> _What you will do_: Find all lines in the listing that include the word "date", then copy them.

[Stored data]
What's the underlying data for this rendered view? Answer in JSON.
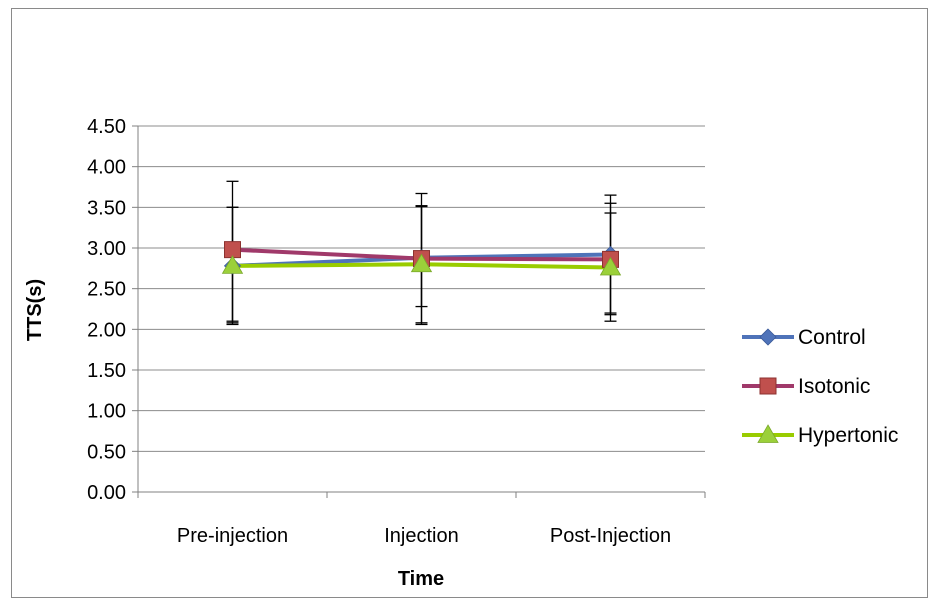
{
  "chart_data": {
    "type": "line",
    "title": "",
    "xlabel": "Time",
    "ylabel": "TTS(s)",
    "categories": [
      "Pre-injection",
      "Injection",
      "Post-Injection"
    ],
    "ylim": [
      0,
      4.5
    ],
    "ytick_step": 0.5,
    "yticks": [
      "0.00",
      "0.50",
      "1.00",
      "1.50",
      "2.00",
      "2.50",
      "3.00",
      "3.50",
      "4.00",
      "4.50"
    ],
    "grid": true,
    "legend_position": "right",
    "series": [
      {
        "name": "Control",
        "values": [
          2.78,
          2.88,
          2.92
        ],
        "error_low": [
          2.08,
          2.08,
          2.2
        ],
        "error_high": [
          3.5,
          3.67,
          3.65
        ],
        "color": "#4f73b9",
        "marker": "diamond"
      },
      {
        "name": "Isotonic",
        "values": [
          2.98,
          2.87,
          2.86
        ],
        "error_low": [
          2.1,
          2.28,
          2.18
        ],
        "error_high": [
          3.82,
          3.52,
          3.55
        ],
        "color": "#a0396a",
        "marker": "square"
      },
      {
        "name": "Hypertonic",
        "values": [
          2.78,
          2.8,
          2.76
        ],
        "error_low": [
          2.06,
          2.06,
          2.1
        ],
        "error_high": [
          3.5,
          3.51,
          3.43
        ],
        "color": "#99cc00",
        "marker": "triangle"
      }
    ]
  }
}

...

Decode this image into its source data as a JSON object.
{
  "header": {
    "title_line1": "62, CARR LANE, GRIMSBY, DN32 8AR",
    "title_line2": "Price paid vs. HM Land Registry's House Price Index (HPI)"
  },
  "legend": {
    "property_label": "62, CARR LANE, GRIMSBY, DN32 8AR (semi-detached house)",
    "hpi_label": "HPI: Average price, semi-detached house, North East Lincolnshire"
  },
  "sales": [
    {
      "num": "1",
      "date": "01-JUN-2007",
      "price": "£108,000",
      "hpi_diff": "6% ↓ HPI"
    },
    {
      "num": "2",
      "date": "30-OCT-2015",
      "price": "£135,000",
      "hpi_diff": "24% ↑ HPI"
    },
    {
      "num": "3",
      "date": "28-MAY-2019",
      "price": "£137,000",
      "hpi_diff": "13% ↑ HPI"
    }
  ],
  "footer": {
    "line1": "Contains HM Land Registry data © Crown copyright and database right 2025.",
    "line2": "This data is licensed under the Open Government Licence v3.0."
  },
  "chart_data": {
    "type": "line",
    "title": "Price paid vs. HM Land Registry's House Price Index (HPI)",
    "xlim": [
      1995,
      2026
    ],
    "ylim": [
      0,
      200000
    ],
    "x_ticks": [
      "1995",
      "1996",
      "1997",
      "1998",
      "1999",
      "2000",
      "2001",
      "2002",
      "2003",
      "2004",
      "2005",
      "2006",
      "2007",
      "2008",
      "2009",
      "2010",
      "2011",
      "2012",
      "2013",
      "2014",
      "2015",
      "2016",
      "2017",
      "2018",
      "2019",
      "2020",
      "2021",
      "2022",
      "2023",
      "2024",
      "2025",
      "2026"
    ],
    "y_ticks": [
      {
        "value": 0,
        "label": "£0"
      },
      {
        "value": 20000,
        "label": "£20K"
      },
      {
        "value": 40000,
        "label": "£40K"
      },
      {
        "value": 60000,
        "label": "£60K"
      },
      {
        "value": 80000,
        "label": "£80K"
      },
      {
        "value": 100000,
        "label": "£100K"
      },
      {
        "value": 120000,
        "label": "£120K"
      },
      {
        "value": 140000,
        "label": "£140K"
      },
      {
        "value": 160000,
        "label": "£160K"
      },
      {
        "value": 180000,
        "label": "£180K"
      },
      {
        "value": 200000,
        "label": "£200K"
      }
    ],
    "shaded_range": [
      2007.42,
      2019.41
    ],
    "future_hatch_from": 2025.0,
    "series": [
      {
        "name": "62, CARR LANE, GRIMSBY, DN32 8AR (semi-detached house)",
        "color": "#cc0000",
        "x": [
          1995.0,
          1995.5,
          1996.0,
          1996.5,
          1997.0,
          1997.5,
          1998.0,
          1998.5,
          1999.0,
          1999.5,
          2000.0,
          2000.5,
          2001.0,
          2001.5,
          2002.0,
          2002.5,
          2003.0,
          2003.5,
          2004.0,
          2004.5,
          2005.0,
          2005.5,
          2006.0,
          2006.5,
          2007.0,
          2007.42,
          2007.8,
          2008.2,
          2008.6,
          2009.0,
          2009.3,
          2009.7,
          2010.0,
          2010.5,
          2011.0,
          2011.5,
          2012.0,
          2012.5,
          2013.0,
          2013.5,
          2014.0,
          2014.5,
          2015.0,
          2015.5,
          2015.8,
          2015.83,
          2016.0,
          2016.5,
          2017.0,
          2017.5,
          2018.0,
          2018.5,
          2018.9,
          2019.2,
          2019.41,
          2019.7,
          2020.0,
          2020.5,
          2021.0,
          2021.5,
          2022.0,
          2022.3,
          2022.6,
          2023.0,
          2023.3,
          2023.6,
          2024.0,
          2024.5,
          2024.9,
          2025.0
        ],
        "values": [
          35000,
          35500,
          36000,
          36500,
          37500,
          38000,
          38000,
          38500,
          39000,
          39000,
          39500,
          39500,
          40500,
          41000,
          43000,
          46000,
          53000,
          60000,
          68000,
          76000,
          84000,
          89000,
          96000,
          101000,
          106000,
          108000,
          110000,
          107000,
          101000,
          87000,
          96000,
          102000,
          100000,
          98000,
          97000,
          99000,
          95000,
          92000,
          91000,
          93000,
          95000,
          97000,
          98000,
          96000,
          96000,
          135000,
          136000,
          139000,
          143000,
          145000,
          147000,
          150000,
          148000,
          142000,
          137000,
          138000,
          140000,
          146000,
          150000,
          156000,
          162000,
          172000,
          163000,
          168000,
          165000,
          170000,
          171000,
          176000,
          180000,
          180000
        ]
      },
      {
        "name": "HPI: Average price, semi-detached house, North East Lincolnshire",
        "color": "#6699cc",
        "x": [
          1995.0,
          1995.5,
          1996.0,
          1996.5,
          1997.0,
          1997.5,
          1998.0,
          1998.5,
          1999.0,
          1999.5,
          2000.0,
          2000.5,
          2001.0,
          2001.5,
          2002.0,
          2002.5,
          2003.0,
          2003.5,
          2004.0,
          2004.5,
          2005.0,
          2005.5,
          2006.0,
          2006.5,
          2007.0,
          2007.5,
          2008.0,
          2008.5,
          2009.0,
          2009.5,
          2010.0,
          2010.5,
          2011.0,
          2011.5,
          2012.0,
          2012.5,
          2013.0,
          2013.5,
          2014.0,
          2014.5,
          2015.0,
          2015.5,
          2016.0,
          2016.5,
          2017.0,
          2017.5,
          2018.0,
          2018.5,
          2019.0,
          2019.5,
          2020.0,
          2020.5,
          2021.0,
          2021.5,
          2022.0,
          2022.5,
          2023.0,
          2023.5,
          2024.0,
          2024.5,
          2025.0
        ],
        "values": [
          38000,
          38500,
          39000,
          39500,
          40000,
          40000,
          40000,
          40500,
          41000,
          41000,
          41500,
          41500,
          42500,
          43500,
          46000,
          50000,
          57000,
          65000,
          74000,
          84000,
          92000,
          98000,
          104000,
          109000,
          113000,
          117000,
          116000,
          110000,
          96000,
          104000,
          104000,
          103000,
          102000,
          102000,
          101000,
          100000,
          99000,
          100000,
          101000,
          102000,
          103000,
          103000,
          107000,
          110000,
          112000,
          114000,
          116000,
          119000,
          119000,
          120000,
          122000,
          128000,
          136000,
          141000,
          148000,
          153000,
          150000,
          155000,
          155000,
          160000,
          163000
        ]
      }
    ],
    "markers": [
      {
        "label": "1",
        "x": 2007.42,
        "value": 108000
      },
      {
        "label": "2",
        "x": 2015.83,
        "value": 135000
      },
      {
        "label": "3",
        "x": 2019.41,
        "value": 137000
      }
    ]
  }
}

> _Answer to the problem_:
      "date": "01-JUN-2007",
      "date": "30-OCT-2015",
      "date": "28-MAY-2019",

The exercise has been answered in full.